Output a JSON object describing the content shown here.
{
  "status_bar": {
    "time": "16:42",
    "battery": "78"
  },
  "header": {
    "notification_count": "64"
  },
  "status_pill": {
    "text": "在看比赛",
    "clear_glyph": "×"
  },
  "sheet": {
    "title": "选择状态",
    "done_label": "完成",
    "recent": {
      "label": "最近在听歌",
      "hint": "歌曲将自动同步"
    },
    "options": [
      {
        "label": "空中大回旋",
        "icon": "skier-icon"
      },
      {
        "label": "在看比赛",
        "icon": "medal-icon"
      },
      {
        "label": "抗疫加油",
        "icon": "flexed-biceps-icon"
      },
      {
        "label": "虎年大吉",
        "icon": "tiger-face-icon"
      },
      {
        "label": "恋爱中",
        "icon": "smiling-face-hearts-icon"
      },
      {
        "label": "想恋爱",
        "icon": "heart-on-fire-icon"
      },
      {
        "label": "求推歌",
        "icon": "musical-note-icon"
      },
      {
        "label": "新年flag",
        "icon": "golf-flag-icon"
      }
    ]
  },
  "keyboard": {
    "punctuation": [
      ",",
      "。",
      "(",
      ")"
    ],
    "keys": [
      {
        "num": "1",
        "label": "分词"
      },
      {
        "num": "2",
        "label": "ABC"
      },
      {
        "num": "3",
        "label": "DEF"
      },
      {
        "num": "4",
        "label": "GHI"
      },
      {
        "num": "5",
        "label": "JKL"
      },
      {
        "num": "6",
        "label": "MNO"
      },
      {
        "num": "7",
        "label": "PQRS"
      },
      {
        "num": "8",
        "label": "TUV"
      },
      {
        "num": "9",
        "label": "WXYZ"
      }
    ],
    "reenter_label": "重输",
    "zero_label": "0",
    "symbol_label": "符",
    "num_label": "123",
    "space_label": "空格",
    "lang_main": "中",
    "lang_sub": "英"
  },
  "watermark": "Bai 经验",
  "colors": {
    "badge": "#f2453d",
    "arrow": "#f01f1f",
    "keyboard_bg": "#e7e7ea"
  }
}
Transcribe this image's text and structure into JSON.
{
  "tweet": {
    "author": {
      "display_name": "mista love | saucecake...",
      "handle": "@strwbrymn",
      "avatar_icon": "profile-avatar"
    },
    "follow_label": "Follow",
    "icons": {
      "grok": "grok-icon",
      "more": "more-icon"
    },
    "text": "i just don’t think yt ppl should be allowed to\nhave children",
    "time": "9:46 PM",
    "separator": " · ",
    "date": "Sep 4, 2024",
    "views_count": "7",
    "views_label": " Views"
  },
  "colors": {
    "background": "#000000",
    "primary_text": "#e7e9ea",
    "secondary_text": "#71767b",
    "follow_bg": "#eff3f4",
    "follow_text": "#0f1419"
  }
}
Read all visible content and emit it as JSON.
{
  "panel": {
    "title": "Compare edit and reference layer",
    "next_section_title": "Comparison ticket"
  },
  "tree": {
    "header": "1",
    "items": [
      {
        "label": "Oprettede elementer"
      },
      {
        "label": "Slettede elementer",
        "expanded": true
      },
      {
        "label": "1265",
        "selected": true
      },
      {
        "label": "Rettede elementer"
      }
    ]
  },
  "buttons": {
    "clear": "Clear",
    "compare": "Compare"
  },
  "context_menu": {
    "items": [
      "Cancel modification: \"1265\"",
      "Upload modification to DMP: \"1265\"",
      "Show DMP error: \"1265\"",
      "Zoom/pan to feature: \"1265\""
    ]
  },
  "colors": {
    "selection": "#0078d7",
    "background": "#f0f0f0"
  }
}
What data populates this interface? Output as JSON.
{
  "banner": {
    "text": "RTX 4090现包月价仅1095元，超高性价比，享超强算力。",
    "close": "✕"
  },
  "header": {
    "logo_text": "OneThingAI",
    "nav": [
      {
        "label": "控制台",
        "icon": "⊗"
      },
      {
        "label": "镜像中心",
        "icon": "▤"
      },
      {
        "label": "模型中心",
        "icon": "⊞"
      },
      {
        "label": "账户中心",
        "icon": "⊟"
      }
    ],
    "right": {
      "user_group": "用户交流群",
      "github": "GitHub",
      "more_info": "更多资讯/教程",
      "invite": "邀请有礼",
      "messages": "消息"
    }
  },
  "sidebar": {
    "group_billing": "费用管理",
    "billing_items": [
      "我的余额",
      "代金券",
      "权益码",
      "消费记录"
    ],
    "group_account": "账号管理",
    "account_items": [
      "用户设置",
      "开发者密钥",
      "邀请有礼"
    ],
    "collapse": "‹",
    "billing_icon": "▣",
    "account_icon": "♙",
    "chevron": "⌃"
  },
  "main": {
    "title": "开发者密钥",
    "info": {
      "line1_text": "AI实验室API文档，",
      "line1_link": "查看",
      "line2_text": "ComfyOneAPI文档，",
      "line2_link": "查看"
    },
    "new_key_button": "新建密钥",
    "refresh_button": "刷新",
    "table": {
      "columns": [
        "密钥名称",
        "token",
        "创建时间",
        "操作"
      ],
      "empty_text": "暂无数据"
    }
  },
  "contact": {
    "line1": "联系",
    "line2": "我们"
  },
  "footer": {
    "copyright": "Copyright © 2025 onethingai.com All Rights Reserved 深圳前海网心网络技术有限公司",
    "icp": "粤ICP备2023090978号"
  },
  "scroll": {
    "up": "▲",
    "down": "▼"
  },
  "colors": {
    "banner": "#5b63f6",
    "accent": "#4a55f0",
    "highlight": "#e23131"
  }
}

....

## EXERCISE DIRECTIONS
Reproduce each line from the records that contains the word "modification".

## FINAL RESULT
      "Cancel modification: \"1265\"",
      "Upload modification to DMP: \"1265\"",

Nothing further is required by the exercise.